WHAT YOU SHOULD DO | Find each line with the string "JSON" and copy it.

Figure content listings:
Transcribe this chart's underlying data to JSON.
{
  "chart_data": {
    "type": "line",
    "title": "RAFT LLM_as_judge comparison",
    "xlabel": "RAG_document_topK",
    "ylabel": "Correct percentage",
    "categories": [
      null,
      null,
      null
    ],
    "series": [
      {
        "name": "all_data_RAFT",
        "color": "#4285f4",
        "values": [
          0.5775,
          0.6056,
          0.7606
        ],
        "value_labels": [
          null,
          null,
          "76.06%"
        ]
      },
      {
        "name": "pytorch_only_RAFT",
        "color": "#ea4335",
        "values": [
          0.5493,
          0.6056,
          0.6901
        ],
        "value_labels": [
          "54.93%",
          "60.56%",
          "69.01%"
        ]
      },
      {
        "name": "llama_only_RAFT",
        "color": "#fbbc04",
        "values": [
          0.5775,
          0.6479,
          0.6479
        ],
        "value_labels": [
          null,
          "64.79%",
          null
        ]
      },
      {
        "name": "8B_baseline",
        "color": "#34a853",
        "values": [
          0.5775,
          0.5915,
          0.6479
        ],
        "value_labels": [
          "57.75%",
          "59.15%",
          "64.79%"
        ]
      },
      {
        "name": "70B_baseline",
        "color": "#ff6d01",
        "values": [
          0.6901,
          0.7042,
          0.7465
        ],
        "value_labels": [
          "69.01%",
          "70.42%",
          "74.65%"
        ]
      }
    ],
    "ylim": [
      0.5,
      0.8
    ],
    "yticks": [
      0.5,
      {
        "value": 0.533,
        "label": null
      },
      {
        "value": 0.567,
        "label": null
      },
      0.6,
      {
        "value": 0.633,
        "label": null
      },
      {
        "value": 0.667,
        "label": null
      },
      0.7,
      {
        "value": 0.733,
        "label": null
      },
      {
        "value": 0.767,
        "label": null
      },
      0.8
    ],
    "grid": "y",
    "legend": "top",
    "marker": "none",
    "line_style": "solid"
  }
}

--

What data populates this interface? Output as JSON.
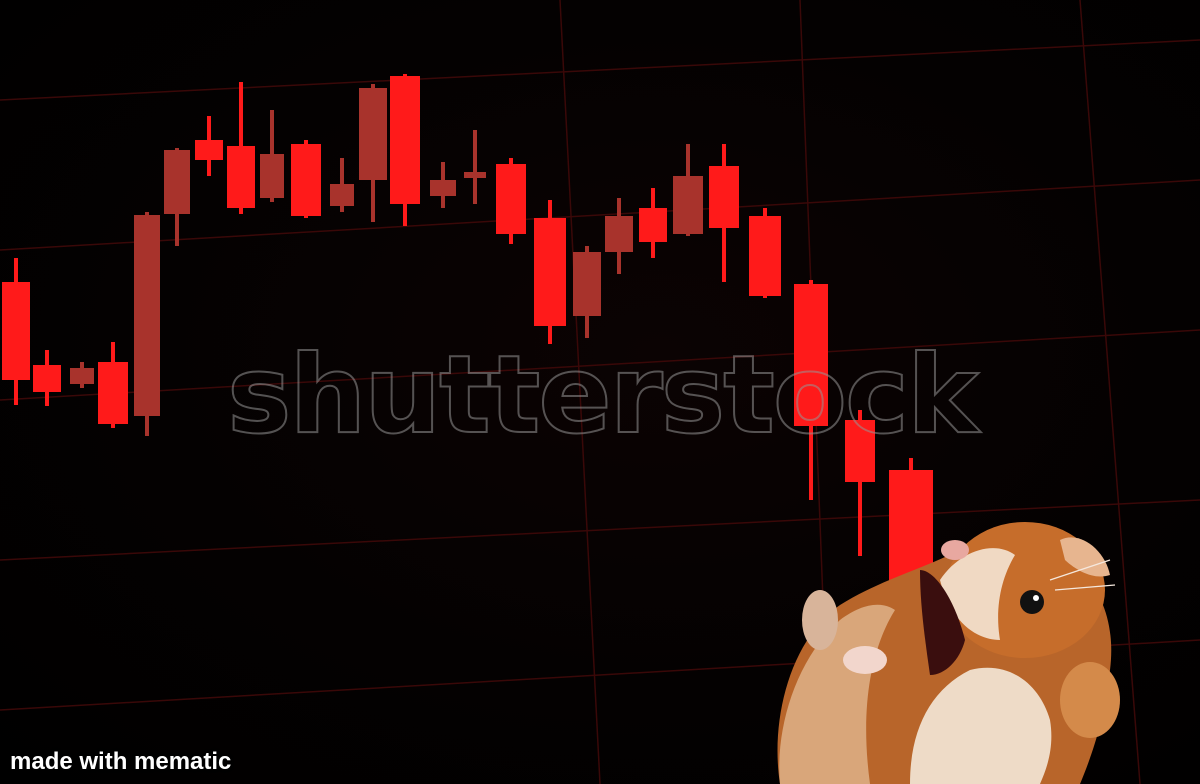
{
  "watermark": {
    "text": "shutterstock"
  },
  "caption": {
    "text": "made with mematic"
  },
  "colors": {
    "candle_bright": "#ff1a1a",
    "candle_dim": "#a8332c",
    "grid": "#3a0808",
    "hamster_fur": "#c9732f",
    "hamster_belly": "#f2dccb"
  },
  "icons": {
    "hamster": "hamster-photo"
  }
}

TASK ANSWER |
Transcribe this chart's underlying data to JSON.
What data populates this interface? Output as JSON.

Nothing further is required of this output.